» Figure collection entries

----------------------------------------

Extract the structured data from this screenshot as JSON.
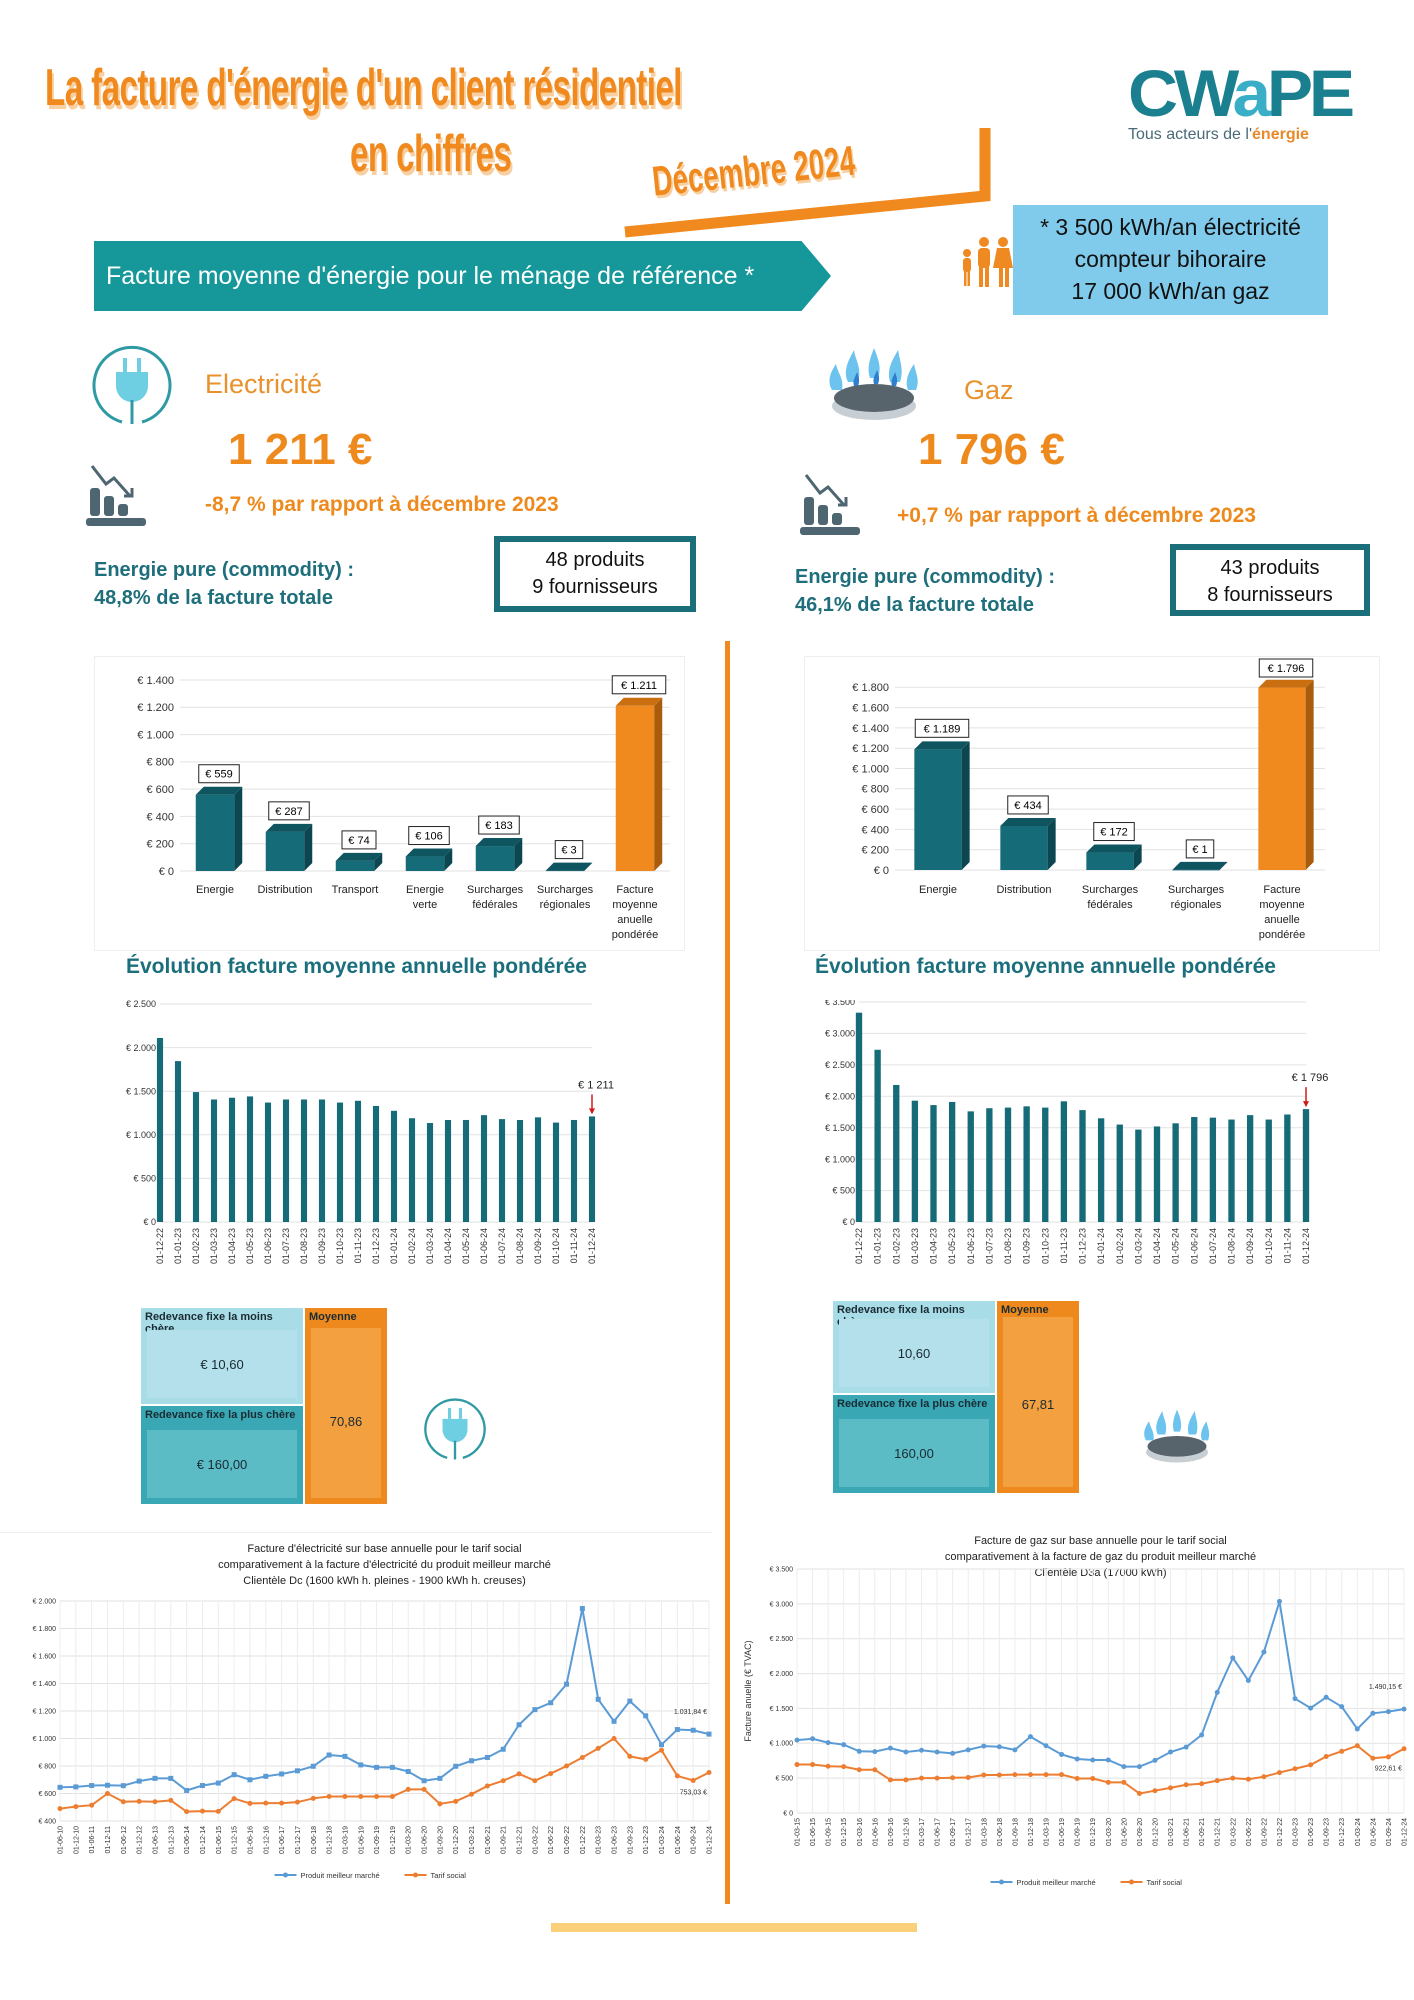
{
  "header": {
    "title_line1": "La facture d'énergie d'un client résidentiel",
    "title_line2": "en chiffres",
    "date": "Décembre 2024",
    "logo_text": "CWAPE",
    "logo_tagline_prefix": "Tous acteurs de l'",
    "logo_tagline_highlight": "énergie"
  },
  "banner": {
    "text": "Facture moyenne d'énergie pour le ménage de référence *"
  },
  "reference": {
    "lines": [
      "* 3 500 kWh/an électricité",
      "compteur bihoraire",
      "17 000 kWh/an gaz"
    ],
    "icon": "family-icon"
  },
  "electricity": {
    "label": "Electricité",
    "amount": "1 211 €",
    "change": "-8,7 %  par rapport à décembre 2023",
    "commodity_line1": "Energie pure (commodity) :",
    "commodity_line2": "48,8% de la facture totale",
    "products": "48 produits",
    "suppliers": "9 fournisseurs",
    "evolution_title": "Évolution facture moyenne annuelle pondérée",
    "icon": "plug-icon"
  },
  "gas": {
    "label": "Gaz",
    "amount": "1 796 €",
    "change": "+0,7 %  par rapport à décembre 2023",
    "commodity_line1": "Energie pure (commodity)  :",
    "commodity_line2": "46,1% de la facture totale",
    "products": "43 produits",
    "suppliers": "8 fournisseurs",
    "evolution_title": "Évolution facture moyenne annuelle pondérée",
    "icon": "gas-burner-icon"
  },
  "fixed_fees": {
    "electricity": {
      "cheapest_label": "Redevance fixe la moins chère",
      "cheapest_value": "€ 10,60",
      "priciest_label": "Redevance fixe la plus chère",
      "priciest_value": "€ 160,00",
      "average_label": "Moyenne",
      "average_value": "70,86"
    },
    "gas": {
      "cheapest_label": "Redevance fixe la moins chère",
      "cheapest_value": "10,60",
      "priciest_label": "Redevance fixe la plus chère",
      "priciest_value": "160,00",
      "average_label": "Moyenne",
      "average_value": "67,81"
    }
  },
  "colors": {
    "orange": "#f0891e",
    "teal": "#156b78",
    "banner": "#16989b",
    "light_blue": "#80cbeb",
    "blue_line": "#5b9bd5",
    "orange_line": "#ed7d31"
  },
  "chart_data": [
    {
      "id": "elec-breakdown",
      "type": "bar",
      "categories": [
        "Energie",
        "Distribution",
        "Transport",
        "Energie verte",
        "Surcharges fédérales",
        "Surcharges régionales",
        "Facture moyenne anuelle pondérée"
      ],
      "values": [
        559,
        287,
        74,
        106,
        183,
        3,
        1211
      ],
      "data_labels": [
        "€ 559",
        "€ 287",
        "€ 74",
        "€ 106",
        "€ 183",
        "€ 3",
        "€ 1.211"
      ],
      "highlight_last": true,
      "yticks": [
        0,
        200,
        400,
        600,
        800,
        1000,
        1200,
        1400
      ],
      "ytick_labels": [
        "€ 0",
        "€ 200",
        "€ 400",
        "€ 600",
        "€ 800",
        "€ 1.000",
        "€ 1.200",
        "€ 1.400"
      ],
      "ylim": [
        0,
        1400
      ],
      "grid": true,
      "style": "3d"
    },
    {
      "id": "gas-breakdown",
      "type": "bar",
      "categories": [
        "Energie",
        "Distribution",
        "Surcharges fédérales",
        "Surcharges régionales",
        "Facture moyenne anuelle pondérée"
      ],
      "values": [
        1189,
        434,
        172,
        1,
        1796
      ],
      "data_labels": [
        "€ 1.189",
        "€ 434",
        "€ 172",
        "€ 1",
        "€ 1.796"
      ],
      "highlight_last": true,
      "yticks": [
        0,
        200,
        400,
        600,
        800,
        1000,
        1200,
        1400,
        1600,
        1800
      ],
      "ytick_labels": [
        "€ 0",
        "€ 200",
        "€ 400",
        "€ 600",
        "€ 800",
        "€ 1.000",
        "€ 1.200",
        "€ 1.400",
        "€ 1.600",
        "€ 1.800"
      ],
      "ylim": [
        0,
        2000
      ],
      "grid": true,
      "style": "3d"
    },
    {
      "id": "elec-evolution",
      "type": "bar",
      "categories": [
        "01-12-22",
        "01-01-23",
        "01-02-23",
        "01-03-23",
        "01-04-23",
        "01-05-23",
        "01-06-23",
        "01-07-23",
        "01-08-23",
        "01-09-23",
        "01-10-23",
        "01-11-23",
        "01-12-23",
        "01-01-24",
        "01-02-24",
        "01-03-24",
        "01-04-24",
        "01-05-24",
        "01-06-24",
        "01-07-24",
        "01-08-24",
        "01-09-24",
        "01-10-24",
        "01-11-24",
        "01-12-24"
      ],
      "values": [
        2110,
        1845,
        1490,
        1405,
        1425,
        1440,
        1370,
        1405,
        1405,
        1405,
        1370,
        1390,
        1330,
        1275,
        1190,
        1135,
        1170,
        1170,
        1225,
        1180,
        1170,
        1200,
        1140,
        1170,
        1211
      ],
      "yticks": [
        0,
        500,
        1000,
        1500,
        2000,
        2500
      ],
      "ytick_labels": [
        "€ 0",
        "€ 500",
        "€ 1.000",
        "€ 1.500",
        "€ 2.000",
        "€ 2.500"
      ],
      "ylim": [
        0,
        2500
      ],
      "grid": true,
      "annotation": "€ 1 211"
    },
    {
      "id": "gas-evolution",
      "type": "bar",
      "categories": [
        "01-12-22",
        "01-01-23",
        "01-02-23",
        "01-03-23",
        "01-04-23",
        "01-05-23",
        "01-06-23",
        "01-07-23",
        "01-08-23",
        "01-09-23",
        "01-10-23",
        "01-11-23",
        "01-12-23",
        "01-01-24",
        "01-02-24",
        "01-03-24",
        "01-04-24",
        "01-05-24",
        "01-06-24",
        "01-07-24",
        "01-08-24",
        "01-09-24",
        "01-10-24",
        "01-11-24",
        "01-12-24"
      ],
      "values": [
        3330,
        2740,
        2180,
        1930,
        1860,
        1910,
        1760,
        1810,
        1820,
        1840,
        1820,
        1920,
        1780,
        1650,
        1550,
        1470,
        1520,
        1570,
        1670,
        1660,
        1630,
        1700,
        1630,
        1710,
        1796
      ],
      "yticks": [
        0,
        500,
        1000,
        1500,
        2000,
        2500,
        3000,
        3500
      ],
      "ytick_labels": [
        "€ 0",
        "€ 500",
        "€ 1.000",
        "€ 1.500",
        "€ 2.000",
        "€ 2.500",
        "€ 3.000",
        "€ 3.500"
      ],
      "ylim": [
        0,
        3500
      ],
      "grid": true,
      "annotation": "€ 1 796"
    },
    {
      "id": "elec-social",
      "type": "line",
      "title": [
        "Facture d'électricité sur base annuelle pour le tarif social",
        "comparativement  à la facture d'électricité du produit meilleur marché",
        "Clientèle Dc (1600 kWh h. pleines - 1900 kWh h. creuses)"
      ],
      "x": [
        "01-06-10",
        "01-12-10",
        "01-06-11",
        "01-12-11",
        "01-06-12",
        "01-12-12",
        "01-06-13",
        "01-12-13",
        "01-06-14",
        "01-12-14",
        "01-06-15",
        "01-12-15",
        "01-06-16",
        "01-12-16",
        "01-06-17",
        "01-12-17",
        "01-06-18",
        "01-12-18",
        "01-03-19",
        "01-06-19",
        "01-09-19",
        "01-12-19",
        "01-03-20",
        "01-06-20",
        "01-09-20",
        "01-12-20",
        "01-03-21",
        "01-06-21",
        "01-09-21",
        "01-12-21",
        "01-03-22",
        "01-06-22",
        "01-09-22",
        "01-12-22",
        "01-03-23",
        "01-06-23",
        "01-09-23",
        "01-12-23",
        "01-03-24",
        "01-06-24",
        "01-09-24",
        "01-12-24"
      ],
      "series": [
        {
          "name": "Produit meilleur marché",
          "color": "#5b9bd5",
          "marker": "square",
          "values": [
            645,
            648,
            658,
            660,
            657,
            690,
            710,
            710,
            622,
            658,
            676,
            737,
            700,
            725,
            742,
            765,
            798,
            880,
            870,
            808,
            790,
            790,
            760,
            693,
            710,
            798,
            838,
            862,
            922,
            1100,
            1210,
            1260,
            1395,
            1945,
            1285,
            1125,
            1272,
            1165,
            955,
            1065,
            1060,
            1032
          ],
          "end_label": "1.031,84 €"
        },
        {
          "name": "Tarif social",
          "color": "#ed7d31",
          "marker": "circle",
          "values": [
            490,
            505,
            515,
            600,
            540,
            543,
            540,
            550,
            468,
            472,
            470,
            563,
            528,
            530,
            530,
            537,
            565,
            578,
            578,
            578,
            578,
            578,
            630,
            630,
            525,
            543,
            595,
            655,
            693,
            743,
            693,
            745,
            800,
            862,
            928,
            1000,
            870,
            848,
            915,
            728,
            695,
            753
          ],
          "end_label": "753,03 €"
        }
      ],
      "yticks": [
        400,
        600,
        800,
        1000,
        1200,
        1400,
        1600,
        1800,
        2000
      ],
      "ytick_labels": [
        "€ 400",
        "€ 600",
        "€ 800",
        "€ 1.000",
        "€ 1.200",
        "€ 1.400",
        "€ 1.600",
        "€ 1.800",
        "€ 2.000"
      ],
      "ylim": [
        400,
        2000
      ],
      "grid": true,
      "legend": "bottom"
    },
    {
      "id": "gas-social",
      "type": "line",
      "title": [
        "Facture de gaz sur base annuelle pour le tarif social",
        "comparativement  à la facture de gaz du produit meilleur marché",
        "Clientèle D3a (17000  kWh)"
      ],
      "ylabel": "Facture anuelle (€ TVAC)",
      "x": [
        "01-03-15",
        "01-06-15",
        "01-09-15",
        "01-12-15",
        "01-03-16",
        "01-06-16",
        "01-09-16",
        "01-12-16",
        "01-03-17",
        "01-06-17",
        "01-09-17",
        "01-12-17",
        "01-03-18",
        "01-06-18",
        "01-09-18",
        "01-12-18",
        "01-03-19",
        "01-06-19",
        "01-09-19",
        "01-12-19",
        "01-03-20",
        "01-06-20",
        "01-09-20",
        "01-12-20",
        "01-03-21",
        "01-06-21",
        "01-09-21",
        "01-12-21",
        "01-03-22",
        "01-06-22",
        "01-09-22",
        "01-12-22",
        "01-03-23",
        "01-06-23",
        "01-09-23",
        "01-12-23",
        "01-03-24",
        "01-06-24",
        "01-09-24",
        "01-12-24"
      ],
      "series": [
        {
          "name": "Produit meilleur marché",
          "color": "#5b9bd5",
          "marker": "circle",
          "values": [
            1045,
            1065,
            1010,
            980,
            885,
            880,
            930,
            875,
            900,
            875,
            855,
            905,
            960,
            950,
            905,
            1095,
            965,
            840,
            775,
            760,
            760,
            665,
            665,
            755,
            875,
            945,
            1120,
            1730,
            2225,
            1900,
            2310,
            3035,
            1640,
            1505,
            1660,
            1525,
            1205,
            1430,
            1455,
            1490
          ],
          "end_label": "1.490,15 €"
        },
        {
          "name": "Tarif social",
          "color": "#ed7d31",
          "marker": "circle",
          "values": [
            695,
            695,
            670,
            665,
            620,
            620,
            475,
            475,
            500,
            500,
            505,
            510,
            545,
            545,
            550,
            550,
            550,
            550,
            495,
            495,
            440,
            440,
            280,
            320,
            360,
            405,
            420,
            465,
            500,
            485,
            520,
            580,
            635,
            690,
            810,
            885,
            965,
            785,
            805,
            922
          ],
          "end_label": "922,61 €"
        }
      ],
      "yticks": [
        0,
        500,
        1000,
        1500,
        2000,
        2500,
        3000,
        3500
      ],
      "ytick_labels": [
        "€ 0",
        "€ 500",
        "€ 1.000",
        "€ 1.500",
        "€ 2.000",
        "€ 2.500",
        "€ 3.000",
        "€ 3.500"
      ],
      "ylim": [
        0,
        3500
      ],
      "grid": true,
      "legend": "bottom"
    }
  ]
}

----------------------------------------

» WHAT YOU HAVE TO DO
Scan the material above. Copy each line that holds the word "marché".

» RESPONSE TO THE TASK
        "comparativement  à la facture d'électricité du produit meilleur marché",
          "name": "Produit meilleur marché",
        "comparativement  à la facture de gaz du produit meilleur marché",
          "name": "Produit meilleur marché",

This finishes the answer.